- _RECORDS FOR THE EXERCISE_:
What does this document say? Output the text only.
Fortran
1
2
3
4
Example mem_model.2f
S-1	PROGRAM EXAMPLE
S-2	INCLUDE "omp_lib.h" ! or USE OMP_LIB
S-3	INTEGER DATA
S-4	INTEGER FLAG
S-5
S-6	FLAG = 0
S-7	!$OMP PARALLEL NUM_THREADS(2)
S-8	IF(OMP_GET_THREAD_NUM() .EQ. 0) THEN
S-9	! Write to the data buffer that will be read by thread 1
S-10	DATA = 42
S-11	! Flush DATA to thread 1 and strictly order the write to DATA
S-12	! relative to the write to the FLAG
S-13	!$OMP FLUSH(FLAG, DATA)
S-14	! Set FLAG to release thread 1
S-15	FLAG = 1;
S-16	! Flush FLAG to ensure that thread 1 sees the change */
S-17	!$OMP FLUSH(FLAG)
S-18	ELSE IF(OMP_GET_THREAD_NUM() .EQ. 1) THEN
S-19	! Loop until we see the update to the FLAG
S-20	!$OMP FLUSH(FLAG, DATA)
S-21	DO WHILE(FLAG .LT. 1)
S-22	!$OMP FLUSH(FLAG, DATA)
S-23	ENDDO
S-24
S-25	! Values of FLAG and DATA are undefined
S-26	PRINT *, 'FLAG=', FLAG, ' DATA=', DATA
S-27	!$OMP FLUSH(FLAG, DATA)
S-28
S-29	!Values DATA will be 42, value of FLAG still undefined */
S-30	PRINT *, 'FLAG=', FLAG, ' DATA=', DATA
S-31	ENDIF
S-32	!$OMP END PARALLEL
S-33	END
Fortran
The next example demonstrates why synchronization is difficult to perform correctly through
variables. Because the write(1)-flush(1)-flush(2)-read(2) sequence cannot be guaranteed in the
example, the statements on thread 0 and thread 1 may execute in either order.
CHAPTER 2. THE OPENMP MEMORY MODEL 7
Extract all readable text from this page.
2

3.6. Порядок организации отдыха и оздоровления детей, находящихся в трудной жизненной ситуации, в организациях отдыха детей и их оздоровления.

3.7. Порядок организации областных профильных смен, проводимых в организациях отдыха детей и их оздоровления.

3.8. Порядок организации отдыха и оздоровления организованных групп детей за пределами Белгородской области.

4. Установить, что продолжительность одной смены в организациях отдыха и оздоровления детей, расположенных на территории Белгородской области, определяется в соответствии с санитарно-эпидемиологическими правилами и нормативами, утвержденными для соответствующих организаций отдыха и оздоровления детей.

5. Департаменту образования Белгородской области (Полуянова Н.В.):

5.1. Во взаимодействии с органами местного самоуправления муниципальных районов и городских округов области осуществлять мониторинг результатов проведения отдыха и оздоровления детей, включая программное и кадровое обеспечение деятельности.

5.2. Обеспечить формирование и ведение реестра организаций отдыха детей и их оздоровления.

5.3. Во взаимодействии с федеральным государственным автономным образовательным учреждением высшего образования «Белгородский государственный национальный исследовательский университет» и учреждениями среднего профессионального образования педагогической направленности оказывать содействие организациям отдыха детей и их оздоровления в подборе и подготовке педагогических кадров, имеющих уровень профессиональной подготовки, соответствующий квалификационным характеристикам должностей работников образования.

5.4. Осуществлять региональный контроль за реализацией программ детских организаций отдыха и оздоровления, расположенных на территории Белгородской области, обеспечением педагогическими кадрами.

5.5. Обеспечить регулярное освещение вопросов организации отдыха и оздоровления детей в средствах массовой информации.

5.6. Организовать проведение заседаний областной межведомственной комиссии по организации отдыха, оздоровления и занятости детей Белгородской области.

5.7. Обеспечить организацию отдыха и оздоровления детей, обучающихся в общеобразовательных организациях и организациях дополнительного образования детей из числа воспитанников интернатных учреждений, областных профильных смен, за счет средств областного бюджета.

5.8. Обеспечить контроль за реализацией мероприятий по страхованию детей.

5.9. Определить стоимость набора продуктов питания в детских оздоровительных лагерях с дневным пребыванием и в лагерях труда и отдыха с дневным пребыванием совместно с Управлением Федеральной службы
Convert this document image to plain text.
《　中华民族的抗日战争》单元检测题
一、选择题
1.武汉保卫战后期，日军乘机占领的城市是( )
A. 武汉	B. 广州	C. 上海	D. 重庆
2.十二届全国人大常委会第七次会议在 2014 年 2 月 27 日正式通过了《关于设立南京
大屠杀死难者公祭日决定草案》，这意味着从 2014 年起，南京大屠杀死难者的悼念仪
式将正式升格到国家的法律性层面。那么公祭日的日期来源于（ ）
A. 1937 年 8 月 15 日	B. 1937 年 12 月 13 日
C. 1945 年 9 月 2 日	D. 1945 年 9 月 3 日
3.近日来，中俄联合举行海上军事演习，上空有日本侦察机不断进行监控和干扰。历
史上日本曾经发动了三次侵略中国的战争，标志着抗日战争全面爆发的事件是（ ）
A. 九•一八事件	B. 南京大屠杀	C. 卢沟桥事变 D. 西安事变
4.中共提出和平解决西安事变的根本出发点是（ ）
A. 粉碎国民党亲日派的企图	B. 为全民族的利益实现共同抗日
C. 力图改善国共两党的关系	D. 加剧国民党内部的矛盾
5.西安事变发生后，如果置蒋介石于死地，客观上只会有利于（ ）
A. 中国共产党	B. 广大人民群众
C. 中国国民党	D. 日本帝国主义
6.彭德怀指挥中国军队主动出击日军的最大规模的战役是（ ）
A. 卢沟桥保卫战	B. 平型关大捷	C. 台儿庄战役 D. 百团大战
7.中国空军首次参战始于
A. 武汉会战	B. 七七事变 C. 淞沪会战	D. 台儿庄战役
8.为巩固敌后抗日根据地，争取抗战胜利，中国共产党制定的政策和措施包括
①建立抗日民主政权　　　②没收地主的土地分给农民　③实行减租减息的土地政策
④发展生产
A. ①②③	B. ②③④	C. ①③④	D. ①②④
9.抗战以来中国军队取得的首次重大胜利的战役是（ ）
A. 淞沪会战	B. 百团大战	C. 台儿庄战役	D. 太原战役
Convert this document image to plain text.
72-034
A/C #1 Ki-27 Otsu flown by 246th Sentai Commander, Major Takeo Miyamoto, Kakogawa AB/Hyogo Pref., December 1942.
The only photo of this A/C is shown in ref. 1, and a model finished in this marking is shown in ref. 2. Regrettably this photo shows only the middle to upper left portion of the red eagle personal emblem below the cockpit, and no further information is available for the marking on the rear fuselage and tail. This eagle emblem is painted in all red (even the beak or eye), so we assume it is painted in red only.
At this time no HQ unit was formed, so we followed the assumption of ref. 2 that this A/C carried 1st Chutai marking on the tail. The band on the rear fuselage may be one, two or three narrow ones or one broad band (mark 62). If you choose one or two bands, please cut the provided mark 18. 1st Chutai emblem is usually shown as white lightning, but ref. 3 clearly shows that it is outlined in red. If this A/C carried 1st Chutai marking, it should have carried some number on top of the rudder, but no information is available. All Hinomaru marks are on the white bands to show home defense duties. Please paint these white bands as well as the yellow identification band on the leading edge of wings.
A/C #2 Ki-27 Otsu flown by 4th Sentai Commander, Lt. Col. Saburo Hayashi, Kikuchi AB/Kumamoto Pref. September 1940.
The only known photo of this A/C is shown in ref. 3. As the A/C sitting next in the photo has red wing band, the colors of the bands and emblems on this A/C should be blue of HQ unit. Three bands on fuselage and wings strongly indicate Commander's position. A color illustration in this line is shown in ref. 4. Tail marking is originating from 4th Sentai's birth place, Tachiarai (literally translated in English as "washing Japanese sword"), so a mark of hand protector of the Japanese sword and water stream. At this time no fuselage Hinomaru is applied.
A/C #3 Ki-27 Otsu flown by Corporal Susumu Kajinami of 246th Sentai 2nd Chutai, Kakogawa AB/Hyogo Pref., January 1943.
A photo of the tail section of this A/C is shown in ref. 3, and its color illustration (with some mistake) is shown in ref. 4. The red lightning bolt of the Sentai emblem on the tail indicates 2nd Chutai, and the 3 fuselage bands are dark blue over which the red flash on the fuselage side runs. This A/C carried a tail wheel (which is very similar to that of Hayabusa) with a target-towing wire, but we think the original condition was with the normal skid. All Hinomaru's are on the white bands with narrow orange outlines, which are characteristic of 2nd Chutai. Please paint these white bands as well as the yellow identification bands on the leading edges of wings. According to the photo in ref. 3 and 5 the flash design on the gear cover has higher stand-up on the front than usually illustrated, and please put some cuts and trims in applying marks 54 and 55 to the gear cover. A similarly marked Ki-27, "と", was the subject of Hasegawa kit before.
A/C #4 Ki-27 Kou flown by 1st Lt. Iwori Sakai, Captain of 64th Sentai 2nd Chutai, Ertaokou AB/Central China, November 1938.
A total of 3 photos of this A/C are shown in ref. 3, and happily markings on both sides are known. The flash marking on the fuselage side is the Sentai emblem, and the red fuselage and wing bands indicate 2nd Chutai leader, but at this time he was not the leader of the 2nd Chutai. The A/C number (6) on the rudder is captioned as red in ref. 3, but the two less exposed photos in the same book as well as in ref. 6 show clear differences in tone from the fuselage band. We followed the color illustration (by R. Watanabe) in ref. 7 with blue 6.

- _DIRECTIONS FOR THIS TASK_: What is the number of lines in these records that contain "淞沪会战"? Reply with the number only.

- _ANSWER BELOW_: 2